BRIEF: Below is a listing; copy all of it exactly.

EXERCISE INPUTS:
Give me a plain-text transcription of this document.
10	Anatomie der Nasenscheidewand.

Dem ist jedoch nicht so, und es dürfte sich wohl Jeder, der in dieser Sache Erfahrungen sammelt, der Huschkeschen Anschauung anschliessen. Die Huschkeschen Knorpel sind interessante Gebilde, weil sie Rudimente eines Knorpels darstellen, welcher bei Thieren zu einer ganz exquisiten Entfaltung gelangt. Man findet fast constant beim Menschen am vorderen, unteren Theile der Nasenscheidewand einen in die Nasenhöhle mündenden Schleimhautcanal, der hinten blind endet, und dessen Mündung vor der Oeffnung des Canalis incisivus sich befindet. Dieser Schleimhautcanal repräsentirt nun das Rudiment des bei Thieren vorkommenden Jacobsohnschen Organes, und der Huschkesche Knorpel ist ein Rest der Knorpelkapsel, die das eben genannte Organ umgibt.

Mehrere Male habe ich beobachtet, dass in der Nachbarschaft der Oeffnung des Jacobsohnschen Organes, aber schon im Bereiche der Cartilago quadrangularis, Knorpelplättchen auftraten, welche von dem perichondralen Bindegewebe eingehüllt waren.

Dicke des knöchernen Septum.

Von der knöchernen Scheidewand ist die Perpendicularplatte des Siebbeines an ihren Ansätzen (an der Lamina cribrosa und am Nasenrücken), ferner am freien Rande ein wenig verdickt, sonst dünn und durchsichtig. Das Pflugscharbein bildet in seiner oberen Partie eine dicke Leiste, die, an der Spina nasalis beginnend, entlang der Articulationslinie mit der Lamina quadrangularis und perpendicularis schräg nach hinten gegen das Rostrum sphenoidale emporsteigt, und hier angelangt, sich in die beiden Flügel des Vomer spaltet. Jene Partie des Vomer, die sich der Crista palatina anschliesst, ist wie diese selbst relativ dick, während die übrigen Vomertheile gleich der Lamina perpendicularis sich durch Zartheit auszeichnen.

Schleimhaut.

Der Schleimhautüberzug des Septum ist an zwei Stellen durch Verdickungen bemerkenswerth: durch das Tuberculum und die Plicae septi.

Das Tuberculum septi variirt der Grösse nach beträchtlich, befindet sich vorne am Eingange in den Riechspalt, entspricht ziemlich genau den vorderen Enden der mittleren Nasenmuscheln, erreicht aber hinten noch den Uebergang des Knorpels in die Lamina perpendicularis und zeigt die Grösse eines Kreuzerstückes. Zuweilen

RESPONSE:
Give me a plain-text transcription of this document.
10	Anatomie der Nasenscheidewand.

Dem ist jedoch nicht so, und es dürfte sich wohl Jeder, der in dieser Sache Erfahrungen sammelt, der Huschkeschen Anschauung anschliessen. Die Huschkeschen Knorpel sind interessante Gebilde, weil sie Rudimente eines Knorpels darstellen, welcher bei Thieren zu einer ganz exquisiten Entfaltung gelangt. Man findet fast constant beim Menschen am vorderen, unteren Theile der Nasenscheidewand einen in die Nasenhöhle mündenden Schleimhautcanal, der hinten blind endet, und dessen Mündung vor der Oeffnung des Canalis incisivus sich befindet. Dieser Schleimhautcanal repräsentirt nun das Rudiment des bei Thieren vorkommenden Jacobsohnschen Organes, und der Huschkesche Knorpel ist ein Rest der Knorpelkapsel, die das eben genannte Organ umgibt.

Mehrere Male habe ich beobachtet, dass in der Nachbarschaft der Oeffnung des Jacobsohnschen Organes, aber schon im Bereiche der Cartilago quadrangularis, Knorpelplättchen auftraten, welche von dem perichondralen Bindegewebe eingehüllt waren.

Dicke des knöchernen Septum.

Von der knöchernen Scheidewand ist die Perpendicularplatte des Siebbeines an ihren Ansätzen (an der Lamina cribrosa und am Nasenrücken), ferner am freien Rande ein wenig verdickt, sonst dünn und durchsichtig. Das Pflugscharbein bildet in seiner oberen Partie eine dicke Leiste, die, an der Spina nasalis beginnend, entlang der Articulationslinie mit der Lamina quadrangularis und perpendicularis schräg nach hinten gegen das Rostrum sphenoidale emporsteigt, und hier angelangt, sich in die beiden Flügel des Vomer spaltet. Jene Partie des Vomer, die sich der Crista palatina anschliesst, ist wie diese selbst relativ dick, während die übrigen Vomertheile gleich der Lamina perpendicularis sich durch Zartheit auszeichnen.

Schleimhaut.

Der Schleimhautüberzug des Septum ist an zwei Stellen durch Verdickungen bemerkenswerth: durch das Tuberculum und die Plicae septi.

Das Tuberculum septi variirt der Grösse nach beträchtlich, befindet sich vorne am Eingange in den Riechspalt, entspricht ziemlich genau den vorderen Enden der mittleren Nasenmuscheln, erreicht aber hinten noch den Uebergang des Knorpels in die Lamina perpendicularis und zeigt die Grösse eines Kreuzerstückes. Zuweilen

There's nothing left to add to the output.